▶ [The request]:
Below are some records; work out how many of their lines contain "process" and give the number only.

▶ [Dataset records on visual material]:
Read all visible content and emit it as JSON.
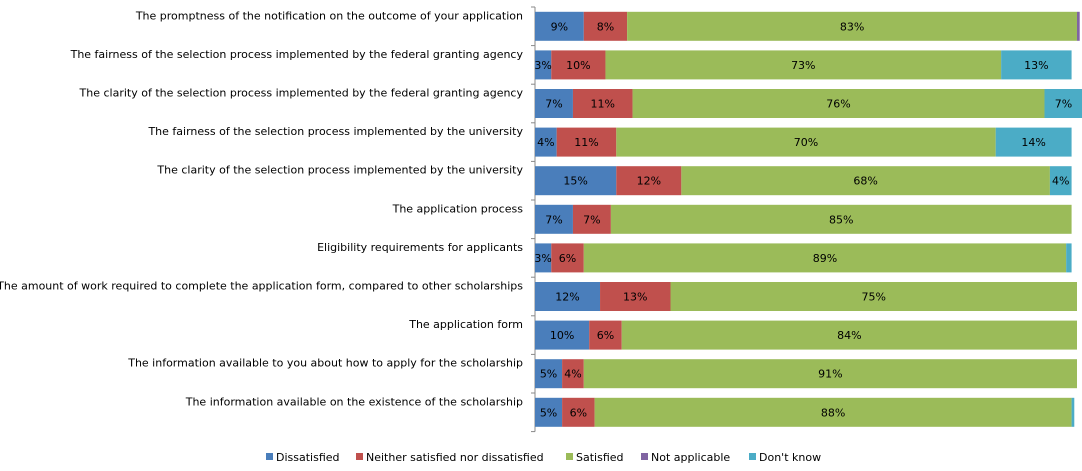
{
  "chart_data": {
    "type": "bar",
    "orientation": "horizontal",
    "stacked": "percent",
    "title": "",
    "xlabel": "",
    "ylabel": "",
    "xlim": [
      0,
      100
    ],
    "grid": false,
    "legend_position": "bottom",
    "categories": [
      "The promptness of the notification on the outcome of your application",
      "The fairness of the selection process implemented by the federal granting agency",
      "The clarity of the selection process implemented by the federal granting agency",
      "The fairness of the selection process implemented by the university",
      "The clarity of the selection process implemented by the university",
      "The application process",
      "Eligibility requirements for applicants",
      "The amount of work required to complete the application form, compared to other scholarships",
      "The application form",
      "The information available to you about how to apply for the scholarship",
      "The information available on the existence of the scholarship"
    ],
    "series": [
      {
        "name": "Dissatisfied",
        "color": "#4a7ebb",
        "values": [
          9,
          3,
          7,
          4,
          15,
          7,
          3,
          12,
          10,
          5,
          5
        ]
      },
      {
        "name": "Neither satisfied nor dissatisfied",
        "color": "#c0504d",
        "values": [
          8,
          10,
          11,
          11,
          12,
          7,
          6,
          13,
          6,
          4,
          6
        ]
      },
      {
        "name": "Satisfied",
        "color": "#9bbb59",
        "values": [
          83,
          73,
          76,
          70,
          68,
          85,
          89,
          75,
          84,
          91,
          88
        ]
      },
      {
        "name": "Not applicable",
        "color": "#8064a2",
        "values": [
          0.5,
          0,
          0,
          0,
          0,
          0,
          0,
          0,
          0,
          0,
          0
        ]
      },
      {
        "name": "Don't know",
        "color": "#4bacc6",
        "values": [
          0,
          13,
          7,
          14,
          4,
          0,
          1,
          0,
          0,
          0,
          0.5
        ]
      }
    ]
  }
}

▶ [Answer for this exercise]:
5